§ INFORMATION PROVIDED:
—————
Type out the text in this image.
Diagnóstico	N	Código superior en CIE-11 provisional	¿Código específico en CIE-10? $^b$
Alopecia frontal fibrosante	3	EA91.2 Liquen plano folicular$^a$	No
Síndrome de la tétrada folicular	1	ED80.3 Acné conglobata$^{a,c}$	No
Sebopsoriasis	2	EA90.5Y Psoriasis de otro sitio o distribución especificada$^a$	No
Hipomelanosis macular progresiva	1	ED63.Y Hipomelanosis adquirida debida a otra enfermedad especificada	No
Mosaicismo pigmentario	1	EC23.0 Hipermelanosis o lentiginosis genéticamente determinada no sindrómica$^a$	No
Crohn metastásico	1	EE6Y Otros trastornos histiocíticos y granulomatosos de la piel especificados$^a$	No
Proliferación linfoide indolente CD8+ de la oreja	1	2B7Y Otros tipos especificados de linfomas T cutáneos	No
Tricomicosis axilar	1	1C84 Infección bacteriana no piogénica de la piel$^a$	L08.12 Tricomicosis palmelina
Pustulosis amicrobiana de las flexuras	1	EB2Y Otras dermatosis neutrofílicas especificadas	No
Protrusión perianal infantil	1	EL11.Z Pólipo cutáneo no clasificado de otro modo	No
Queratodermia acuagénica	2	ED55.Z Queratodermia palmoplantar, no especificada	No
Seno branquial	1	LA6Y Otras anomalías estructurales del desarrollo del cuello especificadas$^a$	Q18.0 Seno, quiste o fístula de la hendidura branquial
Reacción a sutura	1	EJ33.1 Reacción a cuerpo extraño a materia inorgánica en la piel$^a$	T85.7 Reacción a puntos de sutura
—————
Collect every line above that contains the word "especificadas".

Pustulosis amicrobiana de las flexuras	1	EB2Y Otras dermatosis neutrofílicas especificadas	No
Seno branquial	1	LA6Y Otras anomalías estructurales del desarrollo del cuello especificadas$^a$	Q18.0 Seno, quiste o fístula de la hendidura branquial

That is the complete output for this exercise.